→ **Exercise task**
Can the data below be echoed back word for word?

→ **Data for this task**

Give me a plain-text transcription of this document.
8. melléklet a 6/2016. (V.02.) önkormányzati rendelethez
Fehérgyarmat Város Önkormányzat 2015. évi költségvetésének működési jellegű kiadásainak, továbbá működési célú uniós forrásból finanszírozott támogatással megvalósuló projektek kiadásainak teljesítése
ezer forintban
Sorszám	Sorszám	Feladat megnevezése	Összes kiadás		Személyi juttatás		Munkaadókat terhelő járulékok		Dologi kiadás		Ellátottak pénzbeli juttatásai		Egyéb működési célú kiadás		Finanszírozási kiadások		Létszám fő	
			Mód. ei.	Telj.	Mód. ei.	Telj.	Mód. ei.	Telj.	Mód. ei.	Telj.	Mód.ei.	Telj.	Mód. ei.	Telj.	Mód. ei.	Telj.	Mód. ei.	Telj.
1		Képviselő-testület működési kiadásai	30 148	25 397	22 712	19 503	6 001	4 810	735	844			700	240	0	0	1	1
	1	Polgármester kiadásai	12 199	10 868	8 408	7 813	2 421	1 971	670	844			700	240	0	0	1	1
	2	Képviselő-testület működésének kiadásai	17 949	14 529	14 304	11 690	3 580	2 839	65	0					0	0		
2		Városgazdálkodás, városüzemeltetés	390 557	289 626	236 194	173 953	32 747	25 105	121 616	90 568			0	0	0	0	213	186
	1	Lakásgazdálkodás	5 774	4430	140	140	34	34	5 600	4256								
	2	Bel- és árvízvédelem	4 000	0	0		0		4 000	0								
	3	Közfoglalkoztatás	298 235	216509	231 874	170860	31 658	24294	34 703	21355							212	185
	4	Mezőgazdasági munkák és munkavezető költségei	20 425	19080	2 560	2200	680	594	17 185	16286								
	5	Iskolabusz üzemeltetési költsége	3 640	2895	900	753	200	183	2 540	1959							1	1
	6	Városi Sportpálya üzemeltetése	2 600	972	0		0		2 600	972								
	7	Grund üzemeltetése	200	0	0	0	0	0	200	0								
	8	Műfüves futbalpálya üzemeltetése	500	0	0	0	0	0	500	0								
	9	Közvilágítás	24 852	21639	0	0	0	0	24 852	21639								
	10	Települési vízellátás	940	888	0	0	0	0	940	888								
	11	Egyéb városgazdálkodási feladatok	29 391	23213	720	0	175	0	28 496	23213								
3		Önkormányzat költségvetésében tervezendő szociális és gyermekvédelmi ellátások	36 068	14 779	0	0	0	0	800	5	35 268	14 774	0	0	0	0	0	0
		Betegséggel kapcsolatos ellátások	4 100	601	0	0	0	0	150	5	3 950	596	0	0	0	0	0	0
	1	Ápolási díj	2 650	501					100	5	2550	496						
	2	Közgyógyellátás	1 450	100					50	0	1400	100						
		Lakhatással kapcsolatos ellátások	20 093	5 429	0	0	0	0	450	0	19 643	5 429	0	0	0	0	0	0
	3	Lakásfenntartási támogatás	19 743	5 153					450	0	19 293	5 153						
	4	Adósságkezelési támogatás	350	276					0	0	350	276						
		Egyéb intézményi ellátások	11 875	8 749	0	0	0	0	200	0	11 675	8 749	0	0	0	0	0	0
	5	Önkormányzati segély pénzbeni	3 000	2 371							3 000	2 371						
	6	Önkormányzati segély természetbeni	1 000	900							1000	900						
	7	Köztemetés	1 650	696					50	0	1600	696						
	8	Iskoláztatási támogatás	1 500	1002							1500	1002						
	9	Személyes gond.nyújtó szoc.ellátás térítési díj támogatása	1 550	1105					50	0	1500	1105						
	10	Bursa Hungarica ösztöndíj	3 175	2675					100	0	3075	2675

→ **Task result**
Give me a plain-text transcription of this document.
8. melléklet a 6/2016. (V.02.) önkormányzati rendelethez
Fehérgyarmat Város Önkormányzat 2015. évi költségvetésének működési jellegű kiadásainak, továbbá működési célú uniós forrásból finanszírozott támogatással megvalósuló projektek kiadásainak teljesítése
ezer forintban
Sorszám	Sorszám	Feladat megnevezése	Összes kiadás		Személyi juttatás		Munkaadókat terhelő járulékok		Dologi kiadás		Ellátottak pénzbeli juttatásai		Egyéb működési célú kiadás		Finanszírozási kiadások		Létszám fő	
			Mód. ei.	Telj.	Mód. ei.	Telj.	Mód. ei.	Telj.	Mód. ei.	Telj.	Mód.ei.	Telj.	Mód. ei.	Telj.	Mód. ei.	Telj.	Mód. ei.	Telj.
1		Képviselő-testület működési kiadásai	30 148	25 397	22 712	19 503	6 001	4 810	735	844			700	240	0	0	1	1
	1	Polgármester kiadásai	12 199	10 868	8 408	7 813	2 421	1 971	670	844			700	240	0	0	1	1
	2	Képviselő-testület működésének kiadásai	17 949	14 529	14 304	11 690	3 580	2 839	65	0					0	0		
2		Városgazdálkodás, városüzemeltetés	390 557	289 626	236 194	173 953	32 747	25 105	121 616	90 568			0	0	0	0	213	186
	1	Lakásgazdálkodás	5 774	4430	140	140	34	34	5 600	4256								
	2	Bel- és árvízvédelem	4 000	0	0		0		4 000	0								
	3	Közfoglalkoztatás	298 235	216509	231 874	170860	31 658	24294	34 703	21355							212	185
	4	Mezőgazdasági munkák és munkavezető költségei	20 425	19080	2 560	2200	680	594	17 185	16286								
	5	Iskolabusz üzemeltetési költsége	3 640	2895	900	753	200	183	2 540	1959							1	1
	6	Városi Sportpálya üzemeltetése	2 600	972	0		0		2 600	972								
	7	Grund üzemeltetése	200	0	0	0	0	0	200	0								
	8	Műfüves futbalpálya üzemeltetése	500	0	0	0	0	0	500	0								
	9	Közvilágítás	24 852	21639	0	0	0	0	24 852	21639								
	10	Települési vízellátás	940	888	0	0	0	0	940	888								
	11	Egyéb városgazdálkodási feladatok	29 391	23213	720	0	175	0	28 496	23213								
3		Önkormányzat költségvetésében tervezendő szociális és gyermekvédelmi ellátások	36 068	14 779	0	0	0	0	800	5	35 268	14 774	0	0	0	0	0	0
		Betegséggel kapcsolatos ellátások	4 100	601	0	0	0	0	150	5	3 950	596	0	0	0	0	0	0
	1	Ápolási díj	2 650	501					100	5	2550	496						
	2	Közgyógyellátás	1 450	100					50	0	1400	100						
		Lakhatással kapcsolatos ellátások	20 093	5 429	0	0	0	0	450	0	19 643	5 429	0	0	0	0	0	0
	3	Lakásfenntartási támogatás	19 743	5 153					450	0	19 293	5 153						
	4	Adósságkezelési támogatás	350	276					0	0	350	276						
		Egyéb intézményi ellátások	11 875	8 749	0	0	0	0	200	0	11 675	8 749	0	0	0	0	0	0
	5	Önkormányzati segély pénzbeni	3 000	2 371							3 000	2 371						
	6	Önkormányzati segély természetbeni	1 000	900							1000	900						
	7	Köztemetés	1 650	696					50	0	1600	696						
	8	Iskoláztatási támogatás	1 500	1002							1500	1002						
	9	Személyes gond.nyújtó szoc.ellátás térítési díj támogatása	1 550	1105					50	0	1500	1105						
	10	Bursa Hungarica ösztöndíj	3 175	2675					100	0	3075	2675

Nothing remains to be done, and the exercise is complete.